Filter the entries, keeping every line with the word "青山依旧在".

**Raw data**:

——————————

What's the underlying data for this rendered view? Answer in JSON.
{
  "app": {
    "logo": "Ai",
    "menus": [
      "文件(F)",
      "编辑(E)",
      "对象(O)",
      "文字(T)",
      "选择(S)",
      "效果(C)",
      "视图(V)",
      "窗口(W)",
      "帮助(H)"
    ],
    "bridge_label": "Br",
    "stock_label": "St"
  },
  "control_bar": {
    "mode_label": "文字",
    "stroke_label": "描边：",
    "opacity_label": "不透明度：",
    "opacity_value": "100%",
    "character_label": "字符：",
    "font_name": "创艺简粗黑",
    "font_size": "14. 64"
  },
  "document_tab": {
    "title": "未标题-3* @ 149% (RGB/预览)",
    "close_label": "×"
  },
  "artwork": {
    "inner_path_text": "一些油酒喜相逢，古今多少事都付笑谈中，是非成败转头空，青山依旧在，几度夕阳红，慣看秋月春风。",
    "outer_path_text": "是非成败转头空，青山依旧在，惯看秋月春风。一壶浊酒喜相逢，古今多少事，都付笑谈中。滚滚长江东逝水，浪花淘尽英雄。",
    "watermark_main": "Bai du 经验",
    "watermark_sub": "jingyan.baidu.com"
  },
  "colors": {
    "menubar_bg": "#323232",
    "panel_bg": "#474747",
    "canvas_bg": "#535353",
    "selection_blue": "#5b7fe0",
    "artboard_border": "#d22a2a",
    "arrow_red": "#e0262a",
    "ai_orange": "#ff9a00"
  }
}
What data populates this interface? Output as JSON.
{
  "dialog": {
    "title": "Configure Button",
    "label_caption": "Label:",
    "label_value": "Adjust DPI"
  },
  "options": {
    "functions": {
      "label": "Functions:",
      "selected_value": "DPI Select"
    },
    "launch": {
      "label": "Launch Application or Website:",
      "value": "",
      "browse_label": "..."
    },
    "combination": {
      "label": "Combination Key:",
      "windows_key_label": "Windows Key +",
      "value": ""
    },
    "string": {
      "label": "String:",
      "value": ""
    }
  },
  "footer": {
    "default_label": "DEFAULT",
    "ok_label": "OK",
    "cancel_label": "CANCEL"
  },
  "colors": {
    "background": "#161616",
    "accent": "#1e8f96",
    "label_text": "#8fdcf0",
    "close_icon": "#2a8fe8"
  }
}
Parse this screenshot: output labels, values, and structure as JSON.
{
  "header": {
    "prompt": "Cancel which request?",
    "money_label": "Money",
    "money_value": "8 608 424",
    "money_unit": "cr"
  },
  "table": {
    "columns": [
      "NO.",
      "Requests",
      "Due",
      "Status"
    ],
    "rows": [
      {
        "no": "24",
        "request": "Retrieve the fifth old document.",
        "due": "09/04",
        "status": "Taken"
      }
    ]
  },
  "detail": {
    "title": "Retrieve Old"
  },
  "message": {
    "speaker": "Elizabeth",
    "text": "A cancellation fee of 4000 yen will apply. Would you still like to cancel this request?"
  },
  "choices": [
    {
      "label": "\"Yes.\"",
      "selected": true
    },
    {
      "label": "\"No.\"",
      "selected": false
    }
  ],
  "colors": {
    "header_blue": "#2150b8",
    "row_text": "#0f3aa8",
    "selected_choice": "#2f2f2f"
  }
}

——————————

**Result of the exercise**:
    "inner_path_text": "一些油酒喜相逢，古今多少事都付笑谈中，是非成败转头空，青山依旧在，几度夕阳红，慣看秋月春风。",
    "outer_path_text": "是非成败转头空，青山依旧在，惯看秋月春风。一壶浊酒喜相逢，古今多少事，都付笑谈中。滚滚长江东逝水，浪花淘尽英雄。",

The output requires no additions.